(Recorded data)
--
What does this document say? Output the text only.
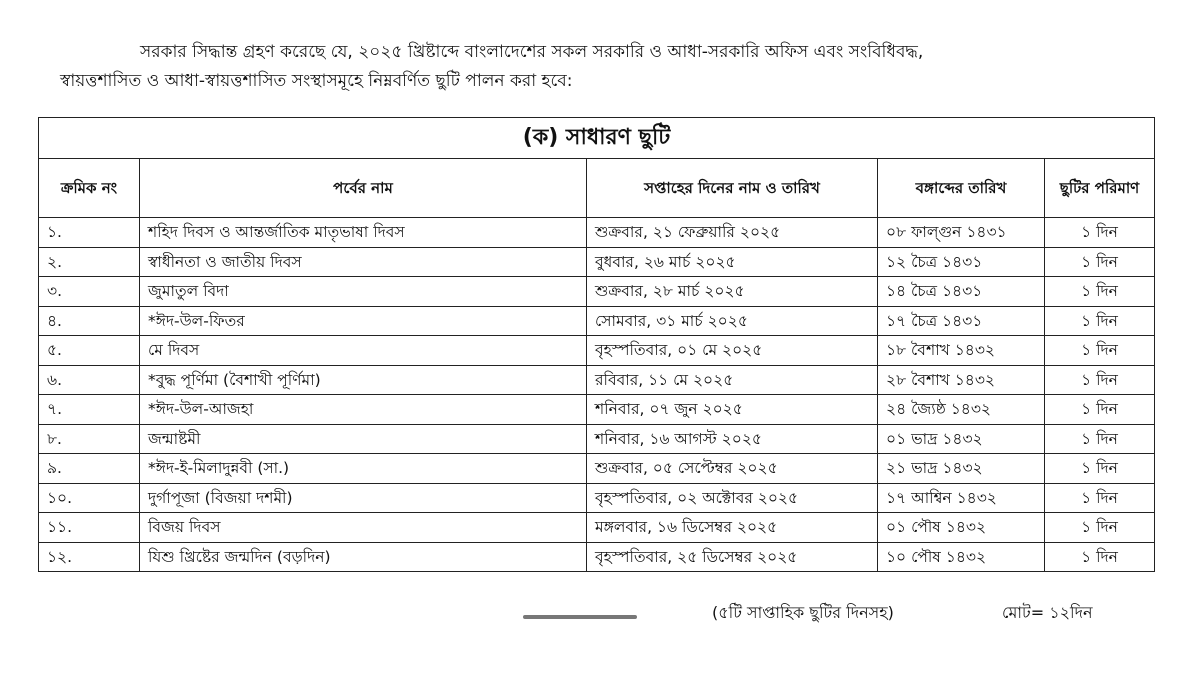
সরকার সিদ্ধান্ত গ্রহণ করেছে যে, ২০২৫ খ্রিষ্টাব্দে বাংলাদেশের সকল সরকারি ও আধা-সরকারি অফিস এবং সংবিধিবদ্ধ,
স্বায়ত্তশাসিত ও আধা-স্বায়ত্তশাসিত সংস্থাসমূহে নিম্নবর্ণিত ছুটি পালন করা হবে:
(ক) সাধারণ ছুটি				
ক্রমিক নং	পর্বের নাম	সপ্তাহের দিনের নাম ও তারিখ	বঙ্গাব্দের তারিখ	ছুটির পরিমাণ
১.	শহিদ দিবস ও আন্তর্জাতিক মাতৃভাষা দিবস	শুক্রবার, ২১ ফেব্রুয়ারি ২০২৫	০৮ ফাল্গুন ১৪৩১	১ দিন
২.	স্বাধীনতা ও জাতীয় দিবস	বুধবার, ২৬ মার্চ ২০২৫	১২ চৈত্র ১৪৩১	১ দিন
৩.	জুমাতুল বিদা	শুক্রবার, ২৮ মার্চ ২০২৫	১৪ চৈত্র ১৪৩১	১ দিন
৪.	*ঈদ-উল-ফিতর	সোমবার, ৩১ মার্চ ২০২৫	১৭ চৈত্র ১৪৩১	১ দিন
৫.	মে দিবস	বৃহস্পতিবার, ০১ মে ২০২৫	১৮ বৈশাখ ১৪৩২	১ দিন
৬.	*বুদ্ধ পূর্ণিমা (বৈশাখী পূর্ণিমা)	রবিবার, ১১ মে ২০২৫	২৮ বৈশাখ ১৪৩২	১ দিন
৭.	*ঈদ-উল-আজহা	শনিবার, ০৭ জুন ২০২৫	২৪ জ্যৈষ্ঠ ১৪৩২	১ দিন
৮.	জন্মাষ্টমী	শনিবার, ১৬ আগস্ট ২০২৫	০১ ভাদ্র ১৪৩২	১ দিন
৯.	*ঈদ-ই-মিলাদুন্নবী (সা.)	শুক্রবার, ০৫ সেপ্টেম্বর ২০২৫	২১ ভাদ্র ১৪৩২	১ দিন
১০.	দুর্গাপূজা (বিজয়া দশমী)	বৃহস্পতিবার, ০২ অক্টোবর ২০২৫	১৭ আশ্বিন ১৪৩২	১ দিন
১১.	বিজয় দিবস	মঙ্গলবার, ১৬ ডিসেম্বর ২০২৫	০১ পৌষ ১৪৩২	১ দিন
১২.	যিশু খ্রিষ্টের জন্মদিন (বড়দিন)	বৃহস্পতিবার, ২৫ ডিসেম্বর ২০২৫	১০ পৌষ ১৪৩২	১ দিন
(৫টি সাপ্তাহিক ছুটির দিনসহ)	মোট= ১২দিন
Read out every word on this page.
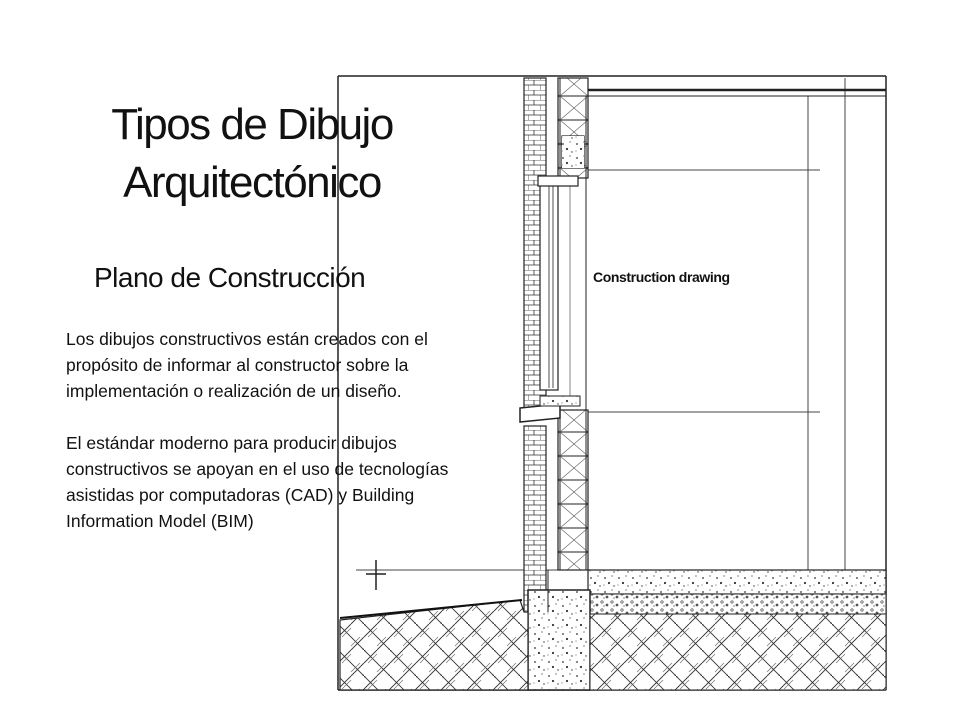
Construction drawing
Tipos de Dibujo
Arquitectónico
Plano de Construcción

Los dibujos constructivos están creados con el propósito de informar al constructor sobre la implementación o realización de un diseño.

El estándar moderno para producir dibujos constructivos se apoyan en el uso de tecnologías asistidas por computadoras (CAD) y Building Information Model (BIM)
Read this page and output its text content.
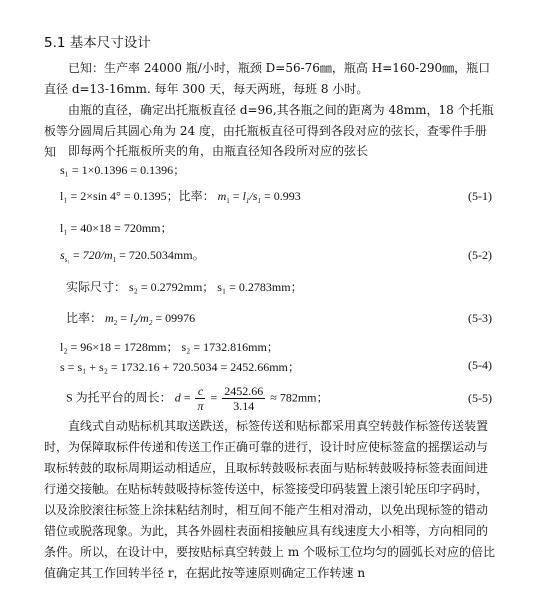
5.1 基本尺寸设计
已知：生产率 24000 瓶/小时，瓶颈 D=56-76㎜，瓶高 H=160-290㎜，瓶口直径 d=13-16mm. 每年 300 天，每天两班，每班 8 小时。
由瓶的直径，确定出托瓶板直径 d=96,其各瓶之间的距离为 48mm，18 个托瓶板等分圆周后其圆心角为 24 度，由托瓶板直径可得到各段对应的弦长，查零件手册知 即每两个托瓶板所夹的角，由瓶直径知各段所对应的弦长
s₁ = 1×0.1396 = 0.1396；
l₁ = 2×sin 4° = 0.1395；比率： $m_1 = l_1/s_1 = 0.993$	(5-1)
l₁ = 40×18 = 720mm；
$s_{s_1} = 720/m_1 = 720.5034mm$。	(5-2)
实际尺寸： s₂ = 0.2792mm； s₁ = 0.2783mm；
比率： $m_2 = l_2/m_2 = 09976$	(5-3)
l₂ = 96×18 = 1728mm； s₂ = 1732.816mm；
s = s₁ + s₂ = 1732.16 + 720.5034 = 2452.66mm；	(5-4)
S 为托平台的周长： $d = \frac{c}{\pi} = \frac{2452.66}{3.14} \approx 782mm$；	(5-5)
直线式自动贴标机其取送跌送，标签传送和贴标都采用真空转鼓作标签传送装置时，为保障取标件传递和传送工作正确可靠的进行，设计时应使标签盒的摇摆运动与取标转鼓的取标周期运动相适应，且取标转鼓吸标表面与贴标转鼓吸持标签表面间进行递交接触。在贴标转鼓吸持标签传送中，标签接受印码装置上滚引轮压印字码时，以及涂胶滚往标签上涂抹粘结剂时，相互间不能产生相对滑动，以免出现标签的错动错位或脱落现象。为此，其各外圆柱表面相接触应具有线速度大小相等，方向相同的条件。所以，在设计中，要按贴标真空转鼓上 m 个吸标工位均匀的圆弧长对应的倍比值确定其工作回转半径 r，在据此按等速原则确定工作转速 n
--
*Exercise*
Write the listing above out again exactly, dropping each image.

*Exercise result*
What does this document say? Output the text only.
সরকার সিদ্ধান্ত গ্রহণ করেছে যে, ২০২৫ খ্রিষ্টাব্দে বাংলাদেশের সকল সরকারি ও আধা-সরকারি অফিস এবং সংবিধিবদ্ধ,
স্বায়ত্তশাসিত ও আধা-স্বায়ত্তশাসিত সংস্থাসমূহে নিম্নবর্ণিত ছুটি পালন করা হবে:
(ক) সাধারণ ছুটি				
ক্রমিক নং	পর্বের নাম	সপ্তাহের দিনের নাম ও তারিখ	বঙ্গাব্দের তারিখ	ছুটির পরিমাণ
১.	শহিদ দিবস ও আন্তর্জাতিক মাতৃভাষা দিবস	শুক্রবার, ২১ ফেব্রুয়ারি ২০২৫	০৮ ফাল্গুন ১৪৩১	১ দিন
২.	স্বাধীনতা ও জাতীয় দিবস	বুধবার, ২৬ মার্চ ২০২৫	১২ চৈত্র ১৪৩১	১ দিন
৩.	জুমাতুল বিদা	শুক্রবার, ২৮ মার্চ ২০২৫	১৪ চৈত্র ১৪৩১	১ দিন
৪.	*ঈদ-উল-ফিতর	সোমবার, ৩১ মার্চ ২০২৫	১৭ চৈত্র ১৪৩১	১ দিন
৫.	মে দিবস	বৃহস্পতিবার, ০১ মে ২০২৫	১৮ বৈশাখ ১৪৩২	১ দিন
৬.	*বুদ্ধ পূর্ণিমা (বৈশাখী পূর্ণিমা)	রবিবার, ১১ মে ২০২৫	২৮ বৈশাখ ১৪৩২	১ দিন
৭.	*ঈদ-উল-আজহা	শনিবার, ০৭ জুন ২০২৫	২৪ জ্যৈষ্ঠ ১৪৩২	১ দিন
৮.	জন্মাষ্টমী	শনিবার, ১৬ আগস্ট ২০২৫	০১ ভাদ্র ১৪৩২	১ দিন
৯.	*ঈদ-ই-মিলাদুন্নবী (সা.)	শুক্রবার, ০৫ সেপ্টেম্বর ২০২৫	২১ ভাদ্র ১৪৩২	১ দিন
১০.	দুর্গাপূজা (বিজয়া দশমী)	বৃহস্পতিবার, ০২ অক্টোবর ২০২৫	১৭ আশ্বিন ১৪৩২	১ দিন
১১.	বিজয় দিবস	মঙ্গলবার, ১৬ ডিসেম্বর ২০২৫	০১ পৌষ ১৪৩২	১ দিন
১২.	যিশু খ্রিষ্টের জন্মদিন (বড়দিন)	বৃহস্পতিবার, ২৫ ডিসেম্বর ২০২৫	১০ পৌষ ১৪৩২	১ দিন
(৫টি সাপ্তাহিক ছুটির দিনসহ)	মোট= ১২দিন
Read out every word on this page.
Construction drawing
Tipos de Dibujo
Arquitectónico
Plano de Construcción

Los dibujos constructivos están creados con el propósito de informar al constructor sobre la implementación o realización de un diseño.

El estándar moderno para producir dibujos constructivos se apoyan en el uso de tecnologías asistidas por computadoras (CAD) y Building Information Model (BIM)
Read this page and output its text content.
5.1 基本尺寸设计
已知：生产率 24000 瓶/小时，瓶颈 D=56-76㎜，瓶高 H=160-290㎜，瓶口直径 d=13-16mm. 每年 300 天，每天两班，每班 8 小时。
由瓶的直径，确定出托瓶板直径 d=96,其各瓶之间的距离为 48mm，18 个托瓶板等分圆周后其圆心角为 24 度，由托瓶板直径可得到各段对应的弦长，查零件手册知 即每两个托瓶板所夹的角，由瓶直径知各段所对应的弦长
s₁ = 1×0.1396 = 0.1396；
l₁ = 2×sin 4° = 0.1395；比率： $m_1 = l_1/s_1 = 0.993$	(5-1)
l₁ = 40×18 = 720mm；
$s_{s_1} = 720/m_1 = 720.5034mm$。	(5-2)
实际尺寸： s₂ = 0.2792mm； s₁ = 0.2783mm；
比率： $m_2 = l_2/m_2 = 09976$	(5-3)
l₂ = 96×18 = 1728mm； s₂ = 1732.816mm；
s = s₁ + s₂ = 1732.16 + 720.5034 = 2452.66mm；	(5-4)
S 为托平台的周长： $d = \frac{c}{\pi} = \frac{2452.66}{3.14} \approx 782mm$；	(5-5)
直线式自动贴标机其取送跌送，标签传送和贴标都采用真空转鼓作标签传送装置时，为保障取标件传递和传送工作正确可靠的进行，设计时应使标签盒的摇摆运动与取标转鼓的取标周期运动相适应，且取标转鼓吸标表面与贴标转鼓吸持标签表面间进行递交接触。在贴标转鼓吸持标签传送中，标签接受印码装置上滚引轮压印字码时，以及涂胶滚往标签上涂抹粘结剂时，相互间不能产生相对滑动，以免出现标签的错动错位或脱落现象。为此，其各外圆柱表面相接触应具有线速度大小相等，方向相同的条件。所以，在设计中，要按贴标真空转鼓上 m 个吸标工位均匀的圆弧长对应的倍比值确定其工作回转半径 r，在据此按等速原则确定工作转速 n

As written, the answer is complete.